• Verilen metin:
★ ★ ★

DENEME
Giriş Tarihi : 10-04-2025 19:26   Güncelleme : 10-04-2025 20:17

Cebimdeki Sevgi Kalbimdeki Servet / Hilal Haznedar

Yazan: Hilal Haznedar -CEBİMDEKİ SEVGİ KALBİMDEKİ SERVET

Cebimdeki Sevgi Kalbimdeki Servet / Hilal Haznedar

CEBİMDEKİ SEVGİ KALBİMDEKİ SERVET

Günün en sessiz vaktindeyim yine. Herkes uyumuş, sokaklar derin bir uykuya dalmış, yıldızlar bile yorgun... Ama içimde bir şeyler ayakta. Kalbimin o en kırılgan, en gerçek yerinde yine biri sessizce konuşuyor. İçimdeki sesle kavga ederken, yine her şeyin parayla alınamayacağını savunuyordum. Ben öyle büyük şeylerin peşinde olmadım hiç. Ama biri mutlu olduğunda, içim nedense daha bir büyür, daha bir güzelleşir.

Onların sevinci, içime renk katar. Sanki bir tebessümle yıkanır kalbim. Ve evet, bazen cebime üç beş kuruş girer de, ilk düşündüğüm şey acaba  kimi sevindirebilirim bununla? Kimin gününe küçük bir güneş bırakabilirim? Olurdu. Çünkü biliyorum, bazı şeylerin fiyatı yok.

Bazı şeylerin etiketi olmaz, onlar ancak gönülden anlaşılır, yürekten hissedilir. İnsanların yüzüne az da olsa bir tebessüm yaratmak, hiçbir karşılık beklemeden iyilikle yaklaşmak... Bence asıl zenginlik budur. Paranın satın alamadığı bir durum, bazen bir gülümseme  ya da birine içtenlikle “nasılsın?” diyebilmek, gözlerinin içine bakarak “iyi ki varsın” demek ne büyük nimet. Böyleyim ben işte, cebime para girdi mi, o para hemen ellerime düşer. Ama kendime değil başkasına uzanmak için..

Mesela bir arkadaşımın canı sıkkınsa ona bir kahve almak isterim. Bazen bir öğretmenime sürpriz yapmak geçer içimden, bazen dışarıda gördüğüm küçük bir çocuğa veya yardıma ihtiyacı olan yaşlıya, yani öyle büyük şeyler değil bir çikolata, bir fincan kahve hatta belki bir kitap insanları mutlu etmek için yeter zaten. Ve onların gözünde oluşan bir parça mutluluk bana servet sahibiymişim gibi hissettiriyor.

Aslında olay şu bazı insanlar parayı biriktirir kasalara koyar, saklar. Bazıları ise parayı değil, hatıraları biriktirir, birinin gözünden düşen bir damla yaşa mendil olmayı, bir dost meclisinde kahkahaya dönüşen anın içindeki sesi, bazen bir simiti paylaşmanın ardından gelen o tarifsiz sükuneti işte bende tam olarak bunların koleksiyoncusuyum.

★ ★ ★

Kutu koordinatı listeleri
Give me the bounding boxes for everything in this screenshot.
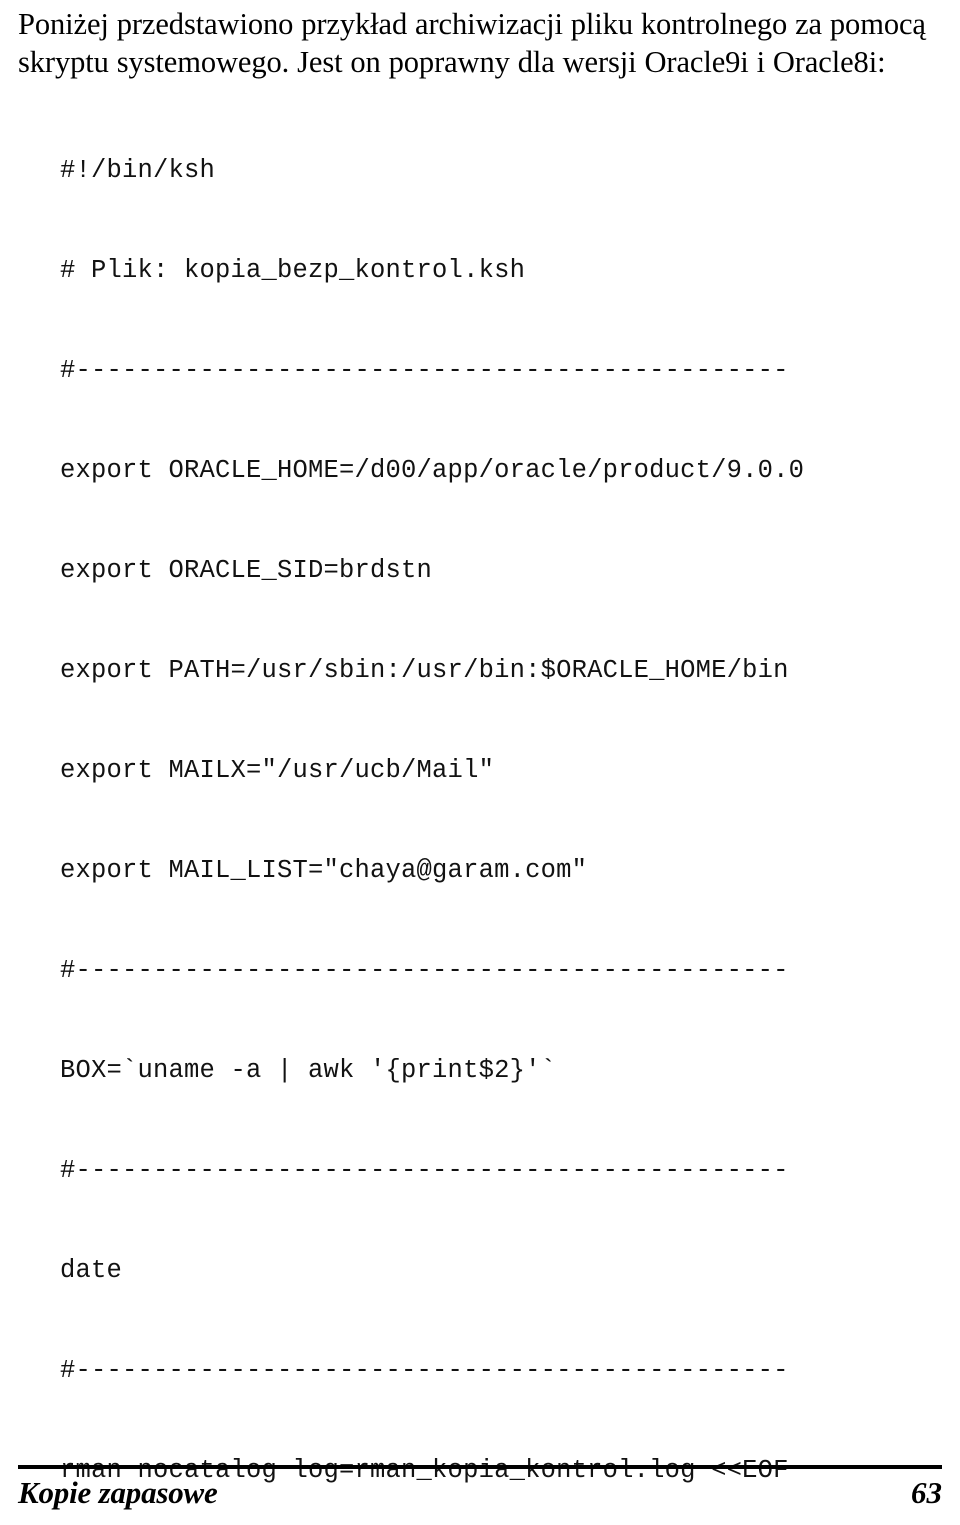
- code-line: date: [60, 1256, 123, 1286]
- code-line: export MAIL_LIST="chaya@garam.com": [60, 855, 588, 885]
- code-line: #---------------------------------------…: [60, 1156, 789, 1185]
- code-line: #!/bin/ksh: [60, 155, 216, 185]
- footer-chapter-title: Kopie zapasowe: [18, 1475, 218, 1510]
- page-footer: Kopie zapasowe 63: [18, 1465, 942, 1511]
- code-line: export PATH=/usr/sbin:/usr/bin:$ORACLE_H…: [60, 655, 789, 685]
- footer-page-number: 63: [911, 1475, 942, 1510]
- footer-divider: [18, 1465, 942, 1469]
- document-page: Poniżej przedstawiono przykład archiwiza…: [0, 0, 960, 1525]
- shell-script-code-block: #!/bin/ksh # Plik: kopia_bezp_kontrol.ks…: [18, 87, 942, 1525]
- code-line: #---------------------------------------…: [60, 955, 789, 985]
- code-line: BOX=`uname -a | awk '{print$2}'`: [60, 1055, 557, 1085]
- intro-paragraph: Poniżej przedstawiono przykład archiwiza…: [18, 7, 926, 79]
- code-line: export ORACLE_HOME=/d00/app/oracle/produ…: [60, 455, 805, 485]
- footer-row: Kopie zapasowe 63: [18, 1475, 942, 1511]
- page-content: Poniżej przedstawiono przykład archiwiza…: [0, 0, 960, 1525]
- code-line: export MAILX="/usr/ucb/Mail": [60, 755, 495, 785]
- code-line: #---------------------------------------…: [60, 355, 789, 385]
- code-line: export ORACLE_SID=brdstn: [60, 555, 433, 585]
- code-line: #---------------------------------------…: [60, 1356, 789, 1386]
- code-line: # Plik: kopia_bezp_kontrol.ksh: [60, 255, 526, 285]
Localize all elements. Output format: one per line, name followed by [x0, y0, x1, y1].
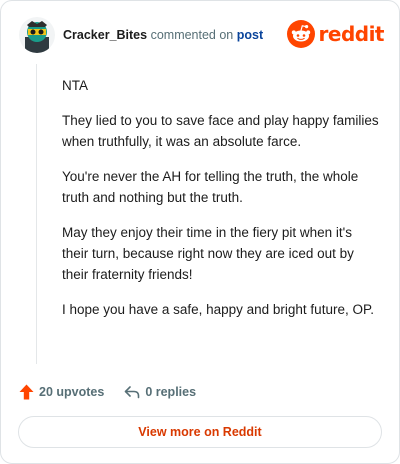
comment-paragraph: You're never the AH for telling the trut…: [62, 169, 359, 205]
upvote-count: 20 upvotes: [39, 385, 105, 399]
comment-paragraph: I hope you have a safe, happy and bright…: [62, 302, 374, 317]
comment-paragraph: May they enjoy their time in the fiery p…: [62, 225, 354, 282]
comment-body: NTA They lied to you to save face and pl…: [62, 75, 380, 334]
comment-paragraph: They lied to you to save face and play h…: [62, 113, 379, 149]
reply-arrow-icon: [125, 386, 140, 399]
reddit-logo[interactable]: reddit: [286, 20, 385, 48]
user-avatar[interactable]: [19, 17, 55, 53]
comment-header: Cracker_Bites commented on post reddit: [19, 15, 385, 55]
view-more-on-reddit-button[interactable]: View more on Reddit: [18, 416, 382, 448]
replies[interactable]: 0 replies: [124, 385, 196, 399]
action-text: commented on: [150, 28, 234, 42]
upvote-arrow-icon: [19, 384, 34, 400]
upvotes[interactable]: 20 upvotes: [19, 384, 104, 400]
comment-footer: 20 upvotes 0 replies: [19, 381, 196, 403]
reddit-snoo-icon: [286, 20, 315, 48]
embedded-comment-card: Cracker_Bites commented on post reddit N…: [0, 0, 400, 464]
comment-paragraph: NTA: [62, 78, 88, 93]
thread-line: [36, 64, 37, 364]
post-link[interactable]: post: [237, 28, 263, 42]
reply-count: 0 replies: [145, 385, 197, 399]
comment-meta: Cracker_Bites commented on post: [63, 27, 263, 43]
reddit-wordmark: reddit: [318, 22, 385, 46]
author-name[interactable]: Cracker_Bites: [63, 28, 147, 42]
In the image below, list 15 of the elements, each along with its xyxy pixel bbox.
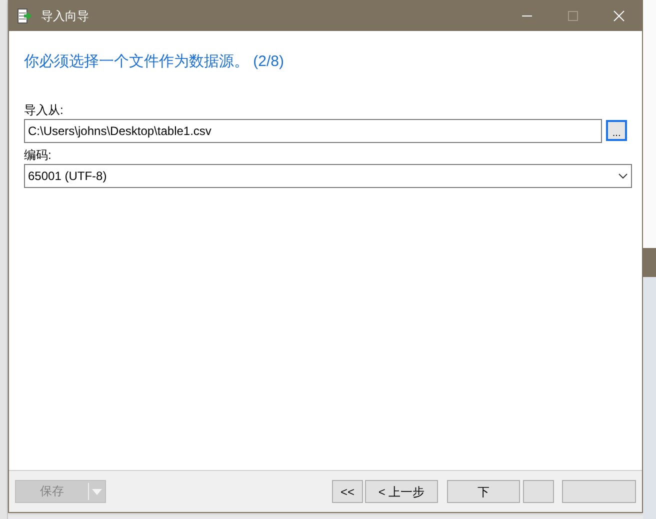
browse-button[interactable]: ... (606, 120, 627, 141)
wizard-button[interactable]: << (332, 480, 363, 503)
encoding-dropdown[interactable]: 65001 (UTF-8) (24, 164, 632, 188)
caret-icon (92, 489, 102, 495)
wizard-button[interactable]: < 上一步 (365, 480, 438, 503)
import-table-icon (17, 8, 33, 24)
window-title: 导入向导 (41, 8, 89, 25)
step-heading: 你必须选择一个文件作为数据源。 (2/8) (24, 52, 286, 72)
source-path-field[interactable]: C:\Users\johns\Desktop\table1.csv (24, 118, 602, 142)
wizard-button[interactable]: 下 (447, 480, 520, 503)
footer-button[interactable] (562, 480, 636, 503)
footer-button[interactable] (523, 480, 554, 503)
chevron-down-icon (618, 172, 628, 178)
source-label: 导入从: (24, 102, 64, 118)
encoding-label: 编码: (24, 146, 52, 164)
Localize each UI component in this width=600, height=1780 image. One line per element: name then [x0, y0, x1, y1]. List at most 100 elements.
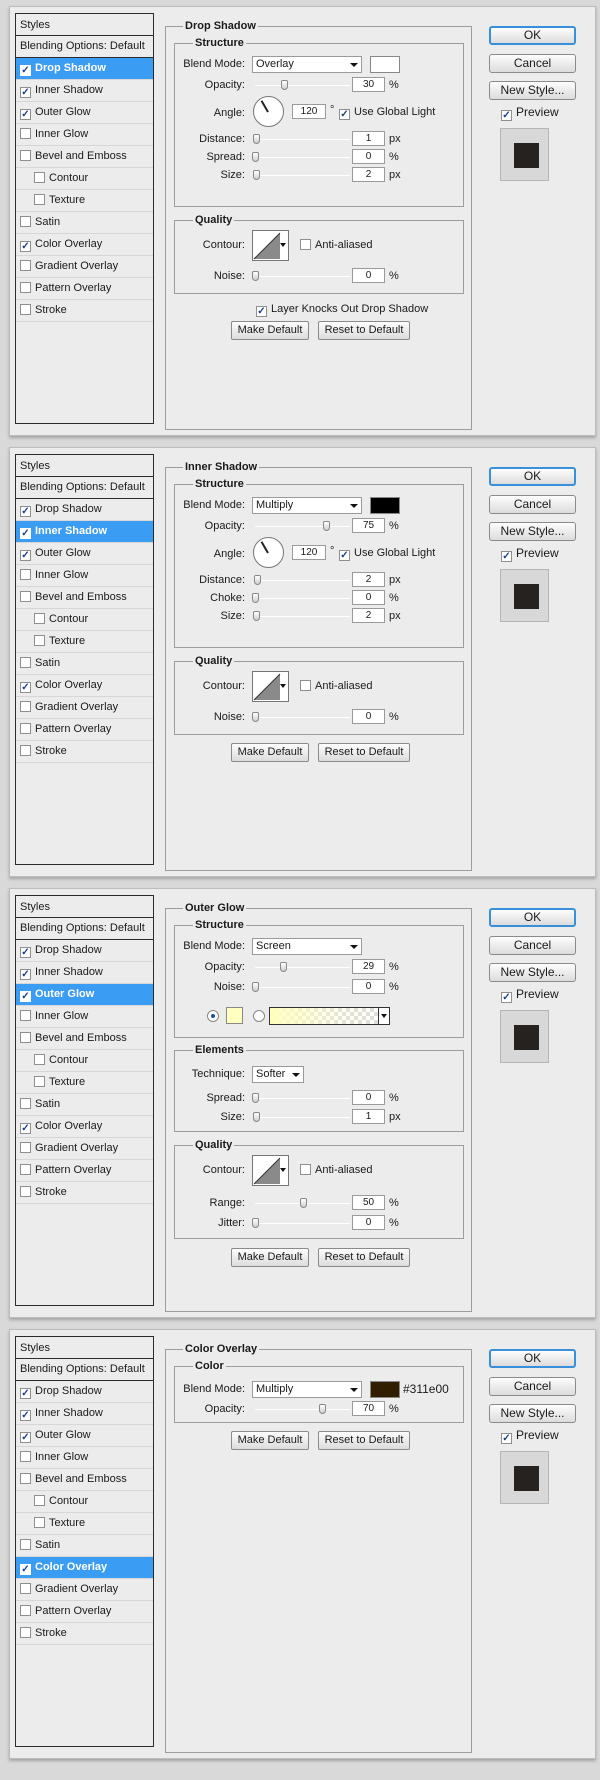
style-item-outer-glow[interactable]: ✓ Outer Glow	[16, 543, 153, 565]
noise-input[interactable]: 0	[352, 268, 385, 283]
styles-header[interactable]: Styles	[16, 896, 153, 918]
style-item-texture[interactable]: Texture	[16, 1072, 153, 1094]
preview-checkbox[interactable]: ✓ Preview	[501, 105, 559, 121]
slider-thumb[interactable]	[252, 134, 260, 144]
cancel-button[interactable]: Cancel	[489, 54, 576, 73]
size-input[interactable]: 1	[352, 1109, 385, 1124]
style-item-drop-shadow[interactable]: ✓ Drop Shadow	[16, 1381, 153, 1403]
style-item-inner-shadow[interactable]: ✓ Inner Shadow	[16, 1403, 153, 1425]
texture-checkbox[interactable]	[34, 1076, 45, 1087]
drop-shadow-checkbox[interactable]: ✓	[20, 506, 31, 517]
ok-button[interactable]: OK	[489, 908, 576, 927]
outer-glow-checkbox[interactable]: ✓	[20, 1432, 31, 1443]
noise-slider[interactable]	[252, 712, 350, 722]
style-item-color-overlay[interactable]: ✓ Color Overlay	[16, 1557, 153, 1579]
blend-mode-select[interactable]: Multiply	[252, 497, 362, 514]
use-global-light-checkbox[interactable]: ✓ Use Global Light	[339, 546, 435, 561]
slider-thumb[interactable]	[252, 1093, 259, 1103]
technique-select[interactable]: Softer	[252, 1066, 304, 1083]
checkbox-box[interactable]: ✓	[501, 992, 512, 1003]
noise-input[interactable]: 0	[352, 709, 385, 724]
style-item-bevel-emboss[interactable]: Bevel and Emboss	[16, 587, 153, 609]
style-item-texture[interactable]: Texture	[16, 1513, 153, 1535]
blending-options-item[interactable]: Blending Options: Default	[16, 1359, 153, 1381]
gradient-overlay-checkbox[interactable]	[20, 260, 31, 271]
bevel-emboss-checkbox[interactable]	[20, 1032, 31, 1043]
jitter-input[interactable]: 0	[352, 1215, 385, 1230]
style-item-pattern-overlay[interactable]: Pattern Overlay	[16, 719, 153, 741]
color-overlay-checkbox[interactable]: ✓	[20, 1564, 31, 1575]
shadow-color-swatch[interactable]	[370, 497, 400, 514]
inner-glow-checkbox[interactable]	[20, 1451, 31, 1462]
choke-input[interactable]: 0	[352, 590, 385, 605]
style-item-inner-shadow[interactable]: ✓ Inner Shadow	[16, 521, 153, 543]
drop-shadow-checkbox[interactable]: ✓	[20, 947, 31, 958]
style-item-inner-shadow[interactable]: ✓ Inner Shadow	[16, 80, 153, 102]
blending-options-item[interactable]: Blending Options: Default	[16, 477, 153, 499]
cancel-button[interactable]: Cancel	[489, 936, 576, 955]
style-item-stroke[interactable]: Stroke	[16, 741, 153, 763]
slider-thumb[interactable]	[252, 152, 259, 162]
style-item-contour[interactable]: Contour	[16, 609, 153, 631]
style-item-texture[interactable]: Texture	[16, 631, 153, 653]
style-item-gradient-overlay[interactable]: Gradient Overlay	[16, 697, 153, 719]
opacity-slider[interactable]	[255, 962, 350, 972]
reset-to-default-button[interactable]: Reset to Default	[318, 1248, 410, 1267]
style-item-contour[interactable]: Contour	[16, 168, 153, 190]
make-default-button[interactable]: Make Default	[231, 321, 309, 340]
choke-slider[interactable]	[252, 593, 350, 603]
contour-checkbox[interactable]	[34, 172, 45, 183]
opacity-slider[interactable]	[255, 1404, 350, 1414]
distance-slider[interactable]	[252, 134, 350, 144]
pattern-overlay-checkbox[interactable]	[20, 282, 31, 293]
style-item-pattern-overlay[interactable]: Pattern Overlay	[16, 1160, 153, 1182]
slider-thumb[interactable]	[253, 575, 261, 585]
style-item-gradient-overlay[interactable]: Gradient Overlay	[16, 1138, 153, 1160]
style-item-drop-shadow[interactable]: ✓ Drop Shadow	[16, 940, 153, 962]
anti-aliased-checkbox[interactable]: Anti-aliased	[300, 238, 372, 252]
angle-dial[interactable]	[253, 537, 284, 568]
solid-color-radio[interactable]	[207, 1010, 219, 1022]
shadow-color-swatch[interactable]	[370, 56, 400, 73]
style-item-inner-glow[interactable]: Inner Glow	[16, 1447, 153, 1469]
blend-mode-select[interactable]: Overlay	[252, 56, 362, 73]
opacity-slider[interactable]	[255, 80, 350, 90]
pattern-overlay-checkbox[interactable]	[20, 1164, 31, 1175]
reset-to-default-button[interactable]: Reset to Default	[318, 743, 410, 762]
glow-color-swatch[interactable]	[226, 1007, 243, 1024]
style-item-gradient-overlay[interactable]: Gradient Overlay	[16, 256, 153, 278]
distance-input[interactable]: 1	[352, 131, 385, 146]
inner-shadow-checkbox[interactable]: ✓	[20, 969, 31, 980]
checkbox-box[interactable]: ✓	[256, 306, 267, 317]
spread-slider[interactable]	[252, 152, 350, 162]
use-global-light-checkbox[interactable]: ✓ Use Global Light	[339, 105, 435, 120]
style-item-pattern-overlay[interactable]: Pattern Overlay	[16, 278, 153, 300]
style-item-bevel-emboss[interactable]: Bevel and Emboss	[16, 1028, 153, 1050]
cancel-button[interactable]: Cancel	[489, 1377, 576, 1396]
outer-glow-checkbox[interactable]: ✓	[20, 991, 31, 1002]
style-item-bevel-emboss[interactable]: Bevel and Emboss	[16, 146, 153, 168]
new-style-button[interactable]: New Style...	[489, 1404, 576, 1423]
angle-input[interactable]: 120	[292, 545, 326, 560]
inner-shadow-checkbox[interactable]: ✓	[20, 87, 31, 98]
stroke-checkbox[interactable]	[20, 304, 31, 315]
outer-glow-checkbox[interactable]: ✓	[20, 550, 31, 561]
style-item-contour[interactable]: Contour	[16, 1491, 153, 1513]
make-default-button[interactable]: Make Default	[231, 1248, 309, 1267]
reset-to-default-button[interactable]: Reset to Default	[318, 1431, 410, 1450]
style-item-contour[interactable]: Contour	[16, 1050, 153, 1072]
slider-thumb[interactable]	[252, 593, 259, 603]
gradient-overlay-checkbox[interactable]	[20, 701, 31, 712]
style-item-inner-glow[interactable]: Inner Glow	[16, 124, 153, 146]
jitter-slider[interactable]	[252, 1218, 350, 1228]
range-slider[interactable]	[255, 1198, 350, 1208]
style-item-drop-shadow[interactable]: ✓ Drop Shadow	[16, 58, 153, 80]
slider-thumb[interactable]	[323, 521, 331, 531]
contour-picker[interactable]	[252, 1155, 289, 1186]
contour-picker[interactable]	[252, 230, 289, 261]
slider-thumb[interactable]	[252, 1218, 259, 1228]
slider-thumb[interactable]	[252, 712, 259, 722]
color-overlay-checkbox[interactable]: ✓	[20, 241, 31, 252]
distance-slider[interactable]	[253, 575, 350, 585]
checkbox-box[interactable]: ✓	[501, 551, 512, 562]
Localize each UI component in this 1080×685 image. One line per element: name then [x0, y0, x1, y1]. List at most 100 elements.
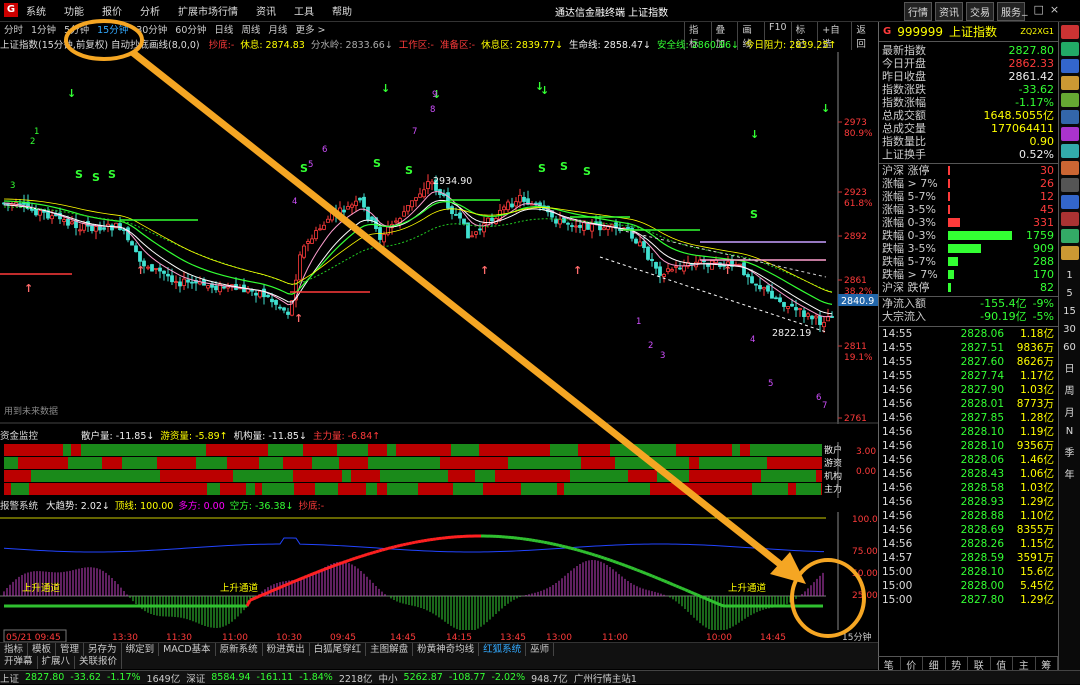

★ ★ ★

• Alıştırma koşulları:
(a) Sevgi ve servet üzerine yazılmış denemeye göre şu soruları yanıtlayın:
(i) Anlatıcı günün hangi vaktinde olduğunu söylüyor?
(ii) Anlatıcıya göre asıl zenginlik nedir?
(iii) Arkadaşının canı sıkkınsa anlatıcı ona ne almak ister?
(b) Denemenin "Mesela bir arkadaşımın" sözlerini içeren yerle başlayıp "olarak bunların koleksiyoncusuyum." sözleriyle biten bölümünü aynen yeniden yazın.
Listeler denemeyle bağlantısız, ayrı bir malzemedir.

• Görevlere göre sonuçlar:
(a)
(i) Günün en sessiz vaktinde.
(ii) İnsanların yüzünde az da olsa bir tebessüm yaratmak ve hiçbir karşılık beklemeden iyilikle yaklaşmak.
(iii) Bir kahve.

(b)
Mesela bir arkadaşımın canı sıkkınsa ona bir kahve almak isterim. Bazen bir öğretmenime sürpriz yapmak geçer içimden, bazen dışarıda gördüğüm küçük bir çocuğa veya yardıma ihtiyacı olan yaşlıya, yani öyle büyük şeyler değil bir çikolata, bir fincan kahve hatta belki bir kitap insanları mutlu etmek için yeter zaten. Ve onların gözünde oluşan bir parça mutluluk bana servet sahibiymişim gibi hissettiriyor.

Aslında olay şu bazı insanlar parayı biriktirir kasalara koyar, saklar. Bazıları ise parayı değil, hatıraları biriktirir, birinin gözünden düşen bir damla yaşa mendil olmayı, bir dost meclisinde kahkahaya dönüşen anın içindeki sesi, bazen bir simiti paylaşmanın ardından gelen o tarifsiz sükuneti işte bende tam olarak bunların koleksiyoncusuyum.